In the listing that follows, how many lines contain the string "screenshot"? Provide only the number.

—————

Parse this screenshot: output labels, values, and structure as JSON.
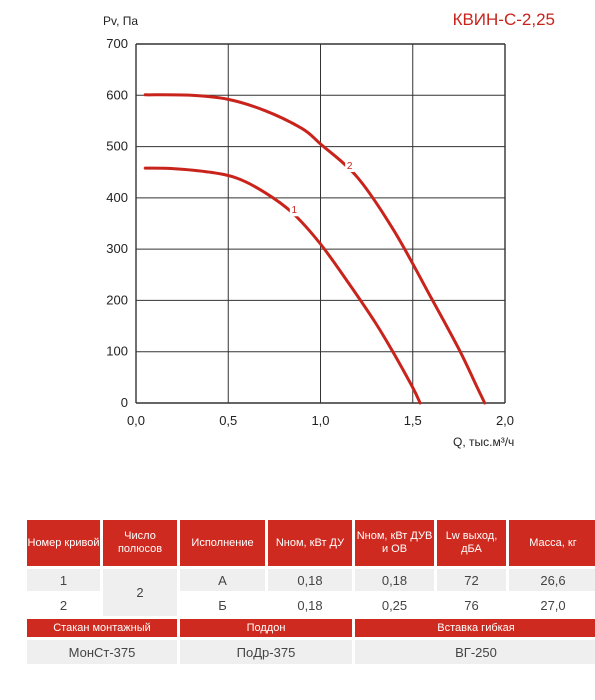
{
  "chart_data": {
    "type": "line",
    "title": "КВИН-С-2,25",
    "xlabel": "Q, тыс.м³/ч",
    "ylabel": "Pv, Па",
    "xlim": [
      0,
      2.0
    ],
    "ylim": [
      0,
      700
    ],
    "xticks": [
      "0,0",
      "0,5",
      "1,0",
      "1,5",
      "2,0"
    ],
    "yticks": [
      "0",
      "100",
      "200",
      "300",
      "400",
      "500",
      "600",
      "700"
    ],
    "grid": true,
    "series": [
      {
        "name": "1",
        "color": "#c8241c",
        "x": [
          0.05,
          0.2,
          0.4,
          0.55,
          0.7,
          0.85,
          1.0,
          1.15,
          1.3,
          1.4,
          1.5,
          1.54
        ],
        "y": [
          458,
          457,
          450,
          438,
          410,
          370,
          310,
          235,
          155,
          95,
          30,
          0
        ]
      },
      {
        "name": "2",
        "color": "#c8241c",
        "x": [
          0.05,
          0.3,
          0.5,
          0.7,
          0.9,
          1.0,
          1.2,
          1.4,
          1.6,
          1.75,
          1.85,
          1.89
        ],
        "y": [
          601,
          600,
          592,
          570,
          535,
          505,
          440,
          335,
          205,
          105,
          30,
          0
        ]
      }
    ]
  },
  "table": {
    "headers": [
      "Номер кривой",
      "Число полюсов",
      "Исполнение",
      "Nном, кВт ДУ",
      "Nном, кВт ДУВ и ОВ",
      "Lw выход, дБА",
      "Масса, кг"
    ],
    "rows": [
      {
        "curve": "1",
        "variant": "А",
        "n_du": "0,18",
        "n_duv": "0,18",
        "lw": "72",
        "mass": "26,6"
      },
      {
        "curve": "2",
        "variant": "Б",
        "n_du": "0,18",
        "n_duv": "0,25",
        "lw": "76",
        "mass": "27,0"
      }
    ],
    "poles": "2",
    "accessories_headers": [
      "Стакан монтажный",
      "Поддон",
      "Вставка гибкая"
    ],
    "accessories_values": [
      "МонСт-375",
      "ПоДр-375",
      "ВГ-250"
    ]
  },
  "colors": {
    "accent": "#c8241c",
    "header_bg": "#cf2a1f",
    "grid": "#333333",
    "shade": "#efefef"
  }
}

—————

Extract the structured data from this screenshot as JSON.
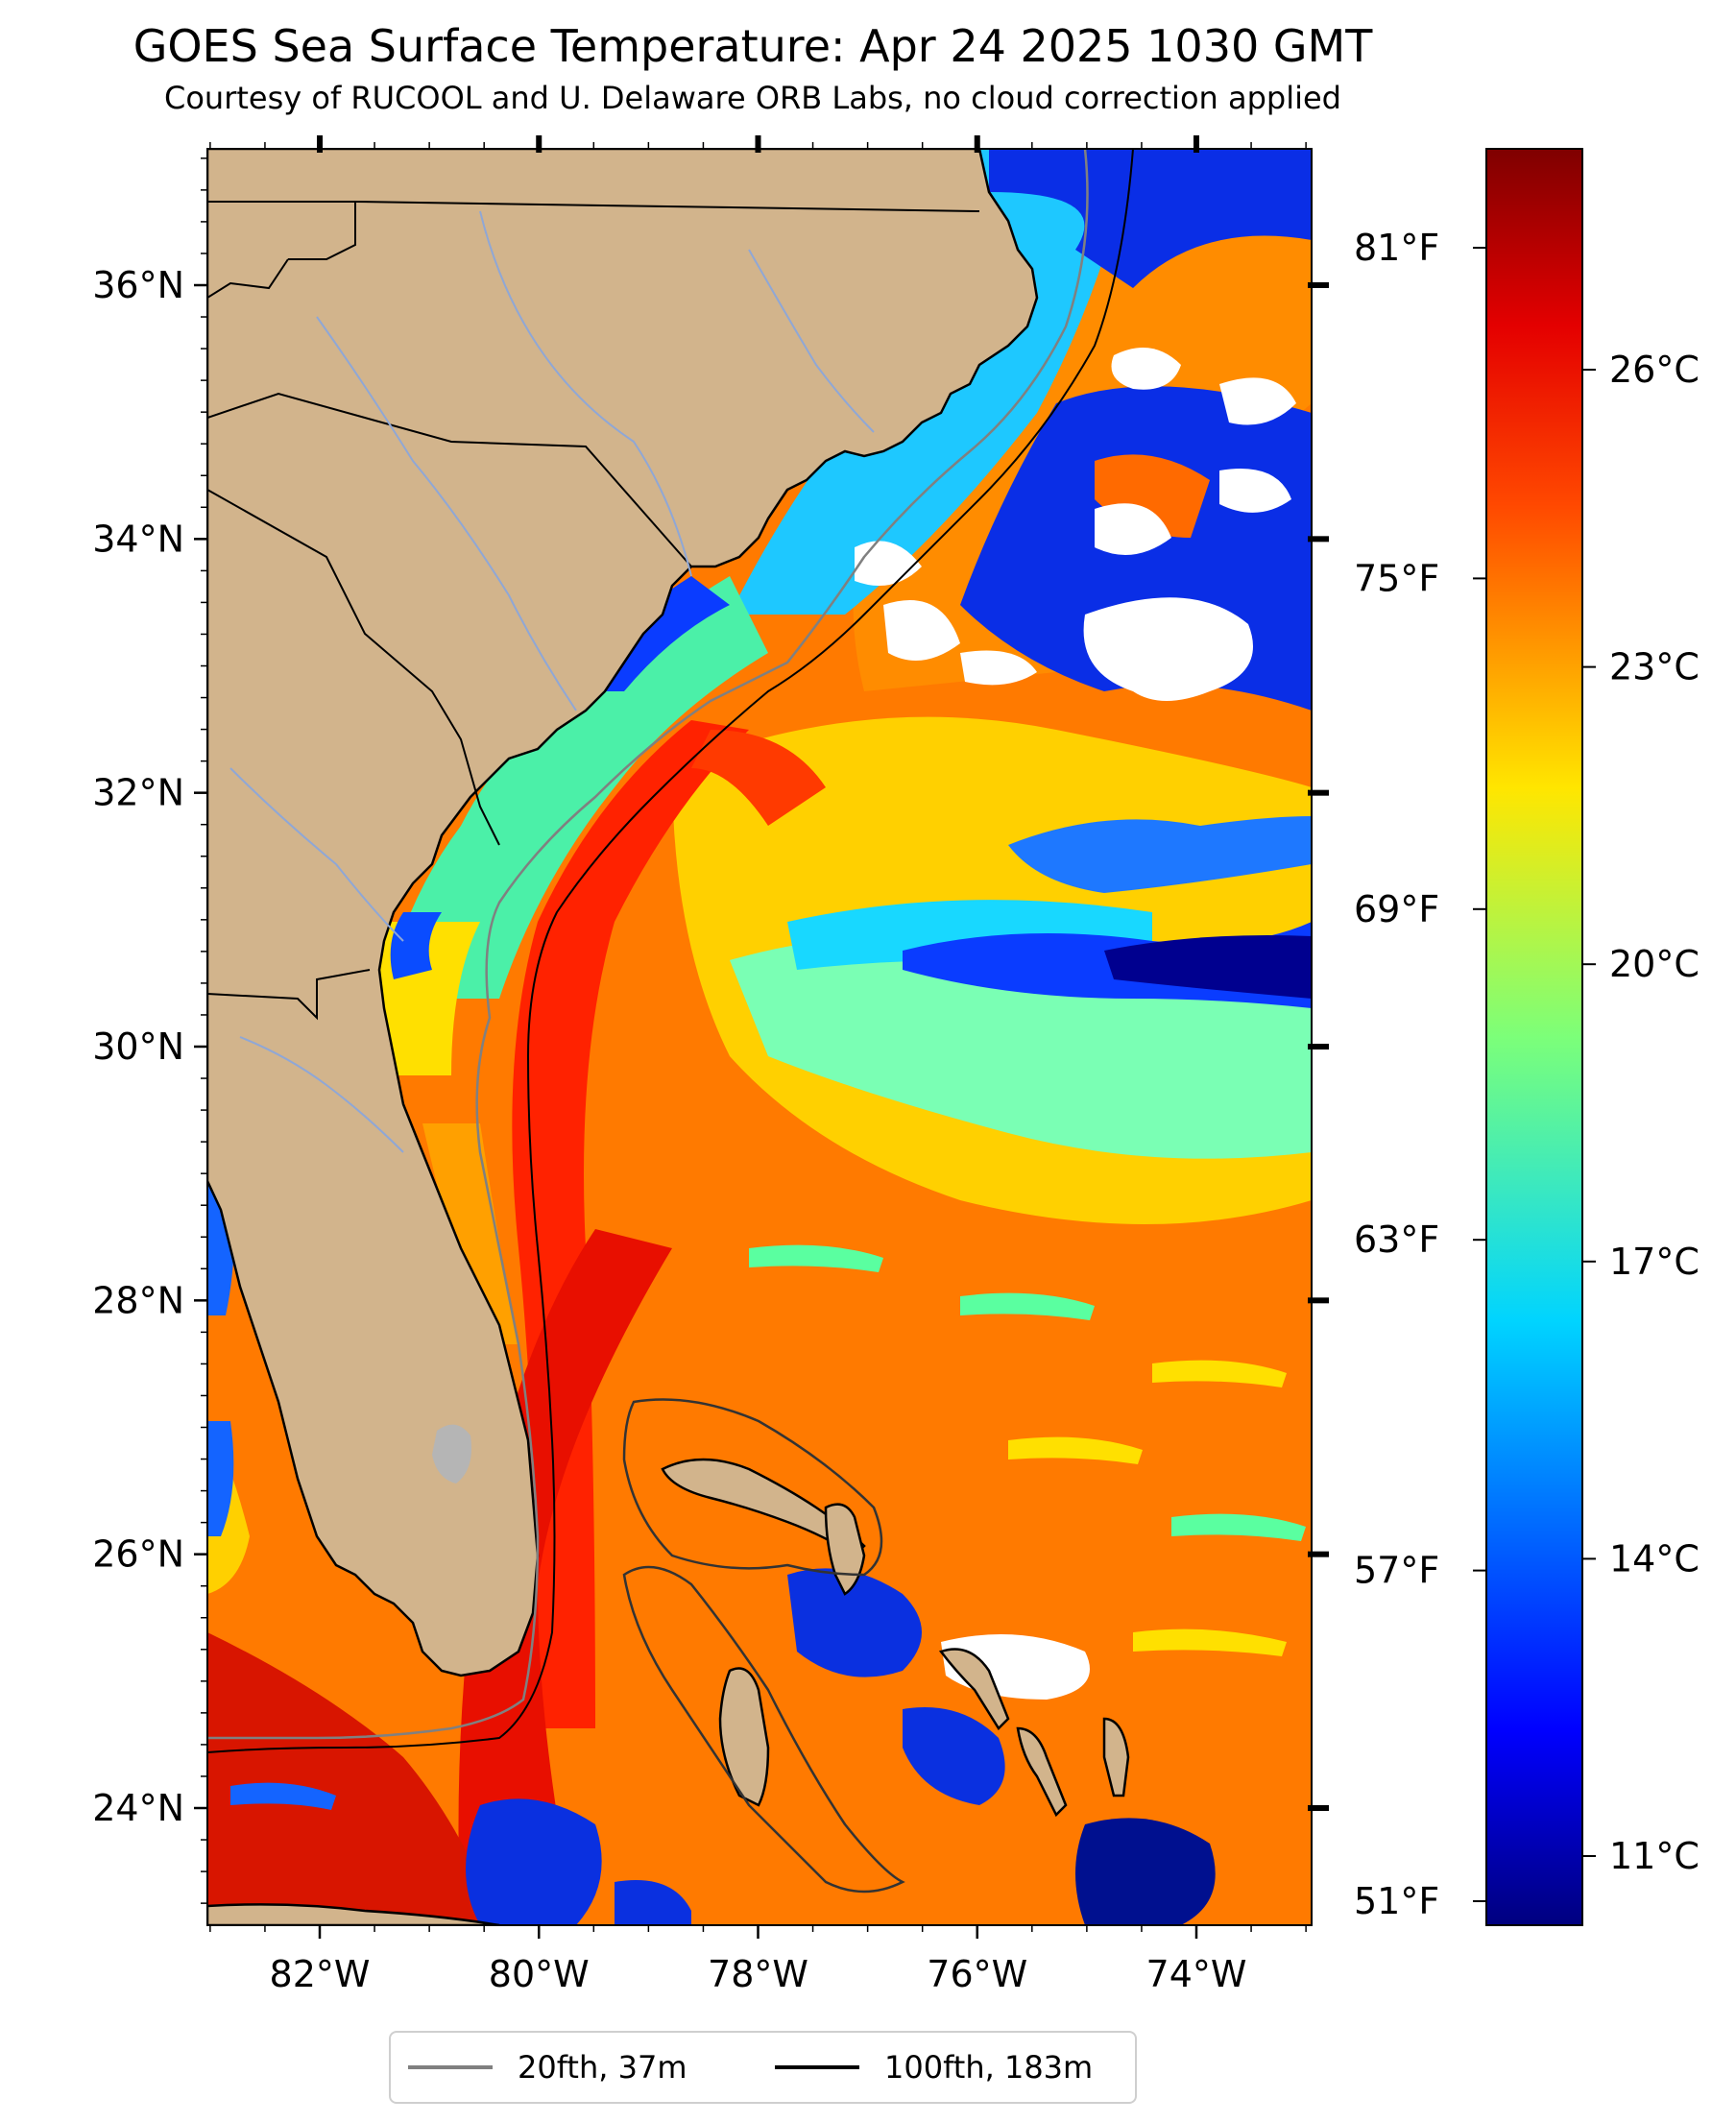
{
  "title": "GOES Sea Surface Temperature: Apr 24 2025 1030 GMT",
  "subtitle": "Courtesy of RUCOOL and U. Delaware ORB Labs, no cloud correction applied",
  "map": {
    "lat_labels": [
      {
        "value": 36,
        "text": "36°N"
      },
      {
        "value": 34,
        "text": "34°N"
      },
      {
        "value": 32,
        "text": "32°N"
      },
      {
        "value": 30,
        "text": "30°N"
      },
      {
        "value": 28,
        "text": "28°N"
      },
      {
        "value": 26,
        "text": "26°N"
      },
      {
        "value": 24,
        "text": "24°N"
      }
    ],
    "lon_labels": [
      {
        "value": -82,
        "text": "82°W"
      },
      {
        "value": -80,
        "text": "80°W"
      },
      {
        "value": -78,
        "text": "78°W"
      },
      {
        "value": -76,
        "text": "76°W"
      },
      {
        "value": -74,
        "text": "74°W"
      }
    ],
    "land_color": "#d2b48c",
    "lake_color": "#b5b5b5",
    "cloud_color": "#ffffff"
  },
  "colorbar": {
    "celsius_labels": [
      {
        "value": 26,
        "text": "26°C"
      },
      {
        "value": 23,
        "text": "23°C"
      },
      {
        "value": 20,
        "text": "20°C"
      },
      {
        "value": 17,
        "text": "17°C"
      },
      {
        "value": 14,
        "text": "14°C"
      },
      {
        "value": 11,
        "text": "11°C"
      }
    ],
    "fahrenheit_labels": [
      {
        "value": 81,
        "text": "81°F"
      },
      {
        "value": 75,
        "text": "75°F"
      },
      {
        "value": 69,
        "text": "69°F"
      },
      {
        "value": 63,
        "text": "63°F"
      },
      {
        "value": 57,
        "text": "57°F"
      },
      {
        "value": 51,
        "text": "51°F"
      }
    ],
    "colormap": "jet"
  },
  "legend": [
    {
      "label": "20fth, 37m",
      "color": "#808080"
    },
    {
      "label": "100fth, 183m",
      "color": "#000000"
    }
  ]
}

—————

[Expected answer]
2